Work to do »
Look over the lines below. Report each one that includes the string "elevations".

Supplied material »

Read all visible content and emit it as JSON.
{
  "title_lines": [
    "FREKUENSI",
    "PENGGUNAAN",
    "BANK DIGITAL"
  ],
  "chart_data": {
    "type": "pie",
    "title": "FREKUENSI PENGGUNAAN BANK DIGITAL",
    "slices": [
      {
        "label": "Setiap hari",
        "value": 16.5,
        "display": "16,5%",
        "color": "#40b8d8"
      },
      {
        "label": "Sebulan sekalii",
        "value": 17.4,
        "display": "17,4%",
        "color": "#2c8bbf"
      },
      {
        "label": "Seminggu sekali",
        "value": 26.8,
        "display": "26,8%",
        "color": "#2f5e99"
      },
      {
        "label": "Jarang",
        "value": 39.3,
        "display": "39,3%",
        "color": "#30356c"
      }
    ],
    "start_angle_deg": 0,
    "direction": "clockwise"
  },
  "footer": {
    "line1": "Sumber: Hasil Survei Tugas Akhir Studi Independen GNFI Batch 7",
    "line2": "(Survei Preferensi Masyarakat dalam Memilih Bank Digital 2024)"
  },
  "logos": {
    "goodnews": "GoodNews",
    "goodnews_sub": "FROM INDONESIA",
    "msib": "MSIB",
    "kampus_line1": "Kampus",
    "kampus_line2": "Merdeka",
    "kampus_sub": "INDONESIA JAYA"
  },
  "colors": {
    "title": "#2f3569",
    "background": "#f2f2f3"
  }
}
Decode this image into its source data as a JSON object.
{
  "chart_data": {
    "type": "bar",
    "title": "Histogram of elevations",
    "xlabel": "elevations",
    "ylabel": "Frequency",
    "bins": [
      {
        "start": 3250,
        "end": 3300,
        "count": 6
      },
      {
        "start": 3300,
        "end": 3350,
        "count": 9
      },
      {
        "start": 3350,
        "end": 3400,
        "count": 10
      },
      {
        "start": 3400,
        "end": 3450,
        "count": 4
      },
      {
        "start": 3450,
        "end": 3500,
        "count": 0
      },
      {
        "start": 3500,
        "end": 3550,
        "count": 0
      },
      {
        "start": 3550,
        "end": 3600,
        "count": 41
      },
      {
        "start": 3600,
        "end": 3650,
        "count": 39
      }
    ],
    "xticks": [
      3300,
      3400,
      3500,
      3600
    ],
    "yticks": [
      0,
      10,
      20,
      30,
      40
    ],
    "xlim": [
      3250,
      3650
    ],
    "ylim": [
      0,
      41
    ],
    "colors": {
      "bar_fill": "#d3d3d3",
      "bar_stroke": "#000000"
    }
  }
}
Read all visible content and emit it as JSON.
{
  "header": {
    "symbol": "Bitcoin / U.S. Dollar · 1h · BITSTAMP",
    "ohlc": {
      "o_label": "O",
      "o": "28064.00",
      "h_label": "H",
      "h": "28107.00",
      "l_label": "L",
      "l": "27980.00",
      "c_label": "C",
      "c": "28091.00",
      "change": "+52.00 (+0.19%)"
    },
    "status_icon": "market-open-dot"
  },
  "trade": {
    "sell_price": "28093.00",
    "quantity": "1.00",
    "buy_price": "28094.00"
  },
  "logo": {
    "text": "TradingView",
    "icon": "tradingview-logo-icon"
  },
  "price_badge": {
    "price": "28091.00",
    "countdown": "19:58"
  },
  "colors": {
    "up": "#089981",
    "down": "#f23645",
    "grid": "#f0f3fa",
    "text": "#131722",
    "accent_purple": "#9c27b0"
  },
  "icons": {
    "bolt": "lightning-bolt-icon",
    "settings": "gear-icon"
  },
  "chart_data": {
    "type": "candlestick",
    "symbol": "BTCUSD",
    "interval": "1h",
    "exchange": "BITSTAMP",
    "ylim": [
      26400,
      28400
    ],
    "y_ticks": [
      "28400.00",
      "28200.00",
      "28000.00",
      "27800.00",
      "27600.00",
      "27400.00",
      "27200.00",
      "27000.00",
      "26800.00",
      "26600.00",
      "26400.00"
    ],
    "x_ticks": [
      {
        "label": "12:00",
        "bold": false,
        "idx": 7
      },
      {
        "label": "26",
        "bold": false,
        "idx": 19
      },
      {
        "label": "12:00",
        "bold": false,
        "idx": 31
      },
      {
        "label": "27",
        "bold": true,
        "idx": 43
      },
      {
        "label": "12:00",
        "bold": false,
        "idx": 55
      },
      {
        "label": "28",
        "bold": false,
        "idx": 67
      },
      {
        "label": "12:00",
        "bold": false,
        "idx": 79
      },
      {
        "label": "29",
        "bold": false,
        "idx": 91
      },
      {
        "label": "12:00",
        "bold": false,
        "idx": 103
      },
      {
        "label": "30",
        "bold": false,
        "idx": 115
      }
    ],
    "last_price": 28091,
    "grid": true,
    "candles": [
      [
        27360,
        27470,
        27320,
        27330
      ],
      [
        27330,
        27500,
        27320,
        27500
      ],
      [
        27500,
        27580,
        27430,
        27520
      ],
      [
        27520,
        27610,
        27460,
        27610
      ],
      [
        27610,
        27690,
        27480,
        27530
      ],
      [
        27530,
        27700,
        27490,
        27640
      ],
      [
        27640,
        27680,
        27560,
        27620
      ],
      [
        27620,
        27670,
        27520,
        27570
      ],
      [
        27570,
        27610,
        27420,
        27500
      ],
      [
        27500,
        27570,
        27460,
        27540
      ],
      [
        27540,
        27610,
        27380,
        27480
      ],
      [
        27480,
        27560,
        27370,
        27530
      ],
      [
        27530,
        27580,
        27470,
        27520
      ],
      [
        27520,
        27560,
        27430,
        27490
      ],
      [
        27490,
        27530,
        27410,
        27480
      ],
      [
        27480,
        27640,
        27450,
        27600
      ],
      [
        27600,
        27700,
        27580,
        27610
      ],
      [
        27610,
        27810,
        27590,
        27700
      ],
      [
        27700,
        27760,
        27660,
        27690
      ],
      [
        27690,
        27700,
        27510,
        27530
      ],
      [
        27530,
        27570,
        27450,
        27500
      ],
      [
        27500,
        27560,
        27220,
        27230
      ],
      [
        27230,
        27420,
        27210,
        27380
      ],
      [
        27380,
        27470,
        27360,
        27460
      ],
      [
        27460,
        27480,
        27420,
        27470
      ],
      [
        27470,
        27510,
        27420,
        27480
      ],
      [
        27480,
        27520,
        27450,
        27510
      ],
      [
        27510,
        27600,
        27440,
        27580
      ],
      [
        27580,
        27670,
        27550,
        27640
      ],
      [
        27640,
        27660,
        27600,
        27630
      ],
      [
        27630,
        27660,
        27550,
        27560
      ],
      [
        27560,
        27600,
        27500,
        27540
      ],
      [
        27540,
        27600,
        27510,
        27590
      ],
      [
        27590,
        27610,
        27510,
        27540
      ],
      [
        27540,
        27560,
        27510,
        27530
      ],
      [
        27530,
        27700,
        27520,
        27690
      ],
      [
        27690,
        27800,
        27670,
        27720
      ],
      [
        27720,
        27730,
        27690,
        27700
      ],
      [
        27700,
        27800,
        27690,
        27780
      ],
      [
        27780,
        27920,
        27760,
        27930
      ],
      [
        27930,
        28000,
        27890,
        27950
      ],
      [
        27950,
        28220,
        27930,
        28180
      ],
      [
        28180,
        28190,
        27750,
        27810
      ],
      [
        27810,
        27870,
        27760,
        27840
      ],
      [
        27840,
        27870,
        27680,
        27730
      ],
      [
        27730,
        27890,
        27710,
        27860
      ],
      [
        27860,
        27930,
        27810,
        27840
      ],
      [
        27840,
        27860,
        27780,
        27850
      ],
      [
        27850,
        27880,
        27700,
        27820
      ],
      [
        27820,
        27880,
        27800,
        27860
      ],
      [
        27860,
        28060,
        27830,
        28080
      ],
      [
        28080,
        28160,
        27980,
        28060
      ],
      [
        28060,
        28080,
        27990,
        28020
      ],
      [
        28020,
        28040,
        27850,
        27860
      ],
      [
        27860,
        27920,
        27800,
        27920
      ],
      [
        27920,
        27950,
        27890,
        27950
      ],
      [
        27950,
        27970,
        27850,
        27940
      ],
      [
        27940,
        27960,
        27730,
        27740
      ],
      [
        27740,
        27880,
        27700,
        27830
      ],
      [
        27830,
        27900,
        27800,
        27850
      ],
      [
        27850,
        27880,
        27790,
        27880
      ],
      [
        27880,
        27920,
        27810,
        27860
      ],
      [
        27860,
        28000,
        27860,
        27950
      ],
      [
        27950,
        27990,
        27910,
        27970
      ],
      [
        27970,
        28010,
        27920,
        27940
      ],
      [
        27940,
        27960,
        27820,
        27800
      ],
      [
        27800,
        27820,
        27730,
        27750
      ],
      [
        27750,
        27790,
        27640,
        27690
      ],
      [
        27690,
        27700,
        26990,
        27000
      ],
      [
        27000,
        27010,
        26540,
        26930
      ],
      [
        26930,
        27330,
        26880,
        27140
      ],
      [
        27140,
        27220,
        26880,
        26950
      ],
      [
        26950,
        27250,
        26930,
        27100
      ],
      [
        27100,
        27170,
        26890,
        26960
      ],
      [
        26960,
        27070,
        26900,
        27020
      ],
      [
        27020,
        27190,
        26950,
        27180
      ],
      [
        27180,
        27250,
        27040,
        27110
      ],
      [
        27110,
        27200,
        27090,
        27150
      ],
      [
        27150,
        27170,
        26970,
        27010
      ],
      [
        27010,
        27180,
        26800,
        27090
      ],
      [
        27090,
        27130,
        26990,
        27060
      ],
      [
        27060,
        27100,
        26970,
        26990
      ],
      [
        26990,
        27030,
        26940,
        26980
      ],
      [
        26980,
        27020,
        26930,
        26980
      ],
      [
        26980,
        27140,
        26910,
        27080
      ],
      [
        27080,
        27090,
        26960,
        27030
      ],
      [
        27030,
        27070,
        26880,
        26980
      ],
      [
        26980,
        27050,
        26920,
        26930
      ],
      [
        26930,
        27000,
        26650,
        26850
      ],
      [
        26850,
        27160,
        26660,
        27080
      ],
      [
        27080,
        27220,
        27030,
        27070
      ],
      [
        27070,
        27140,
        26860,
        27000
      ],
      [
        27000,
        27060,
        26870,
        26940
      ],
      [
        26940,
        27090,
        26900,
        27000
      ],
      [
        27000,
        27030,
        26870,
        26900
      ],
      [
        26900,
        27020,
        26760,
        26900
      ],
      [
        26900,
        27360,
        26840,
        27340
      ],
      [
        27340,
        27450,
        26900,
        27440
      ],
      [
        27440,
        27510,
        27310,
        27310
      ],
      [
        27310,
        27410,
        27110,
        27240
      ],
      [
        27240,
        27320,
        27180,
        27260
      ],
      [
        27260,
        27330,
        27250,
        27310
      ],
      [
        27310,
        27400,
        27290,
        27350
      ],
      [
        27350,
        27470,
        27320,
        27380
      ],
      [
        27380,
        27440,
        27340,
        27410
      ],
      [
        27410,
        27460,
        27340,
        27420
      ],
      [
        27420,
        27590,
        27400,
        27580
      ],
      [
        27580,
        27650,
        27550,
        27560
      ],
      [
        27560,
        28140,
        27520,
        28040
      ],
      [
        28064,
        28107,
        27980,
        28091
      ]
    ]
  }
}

Task output »
    "title": "Histogram of elevations",
    "xlabel": "elevations",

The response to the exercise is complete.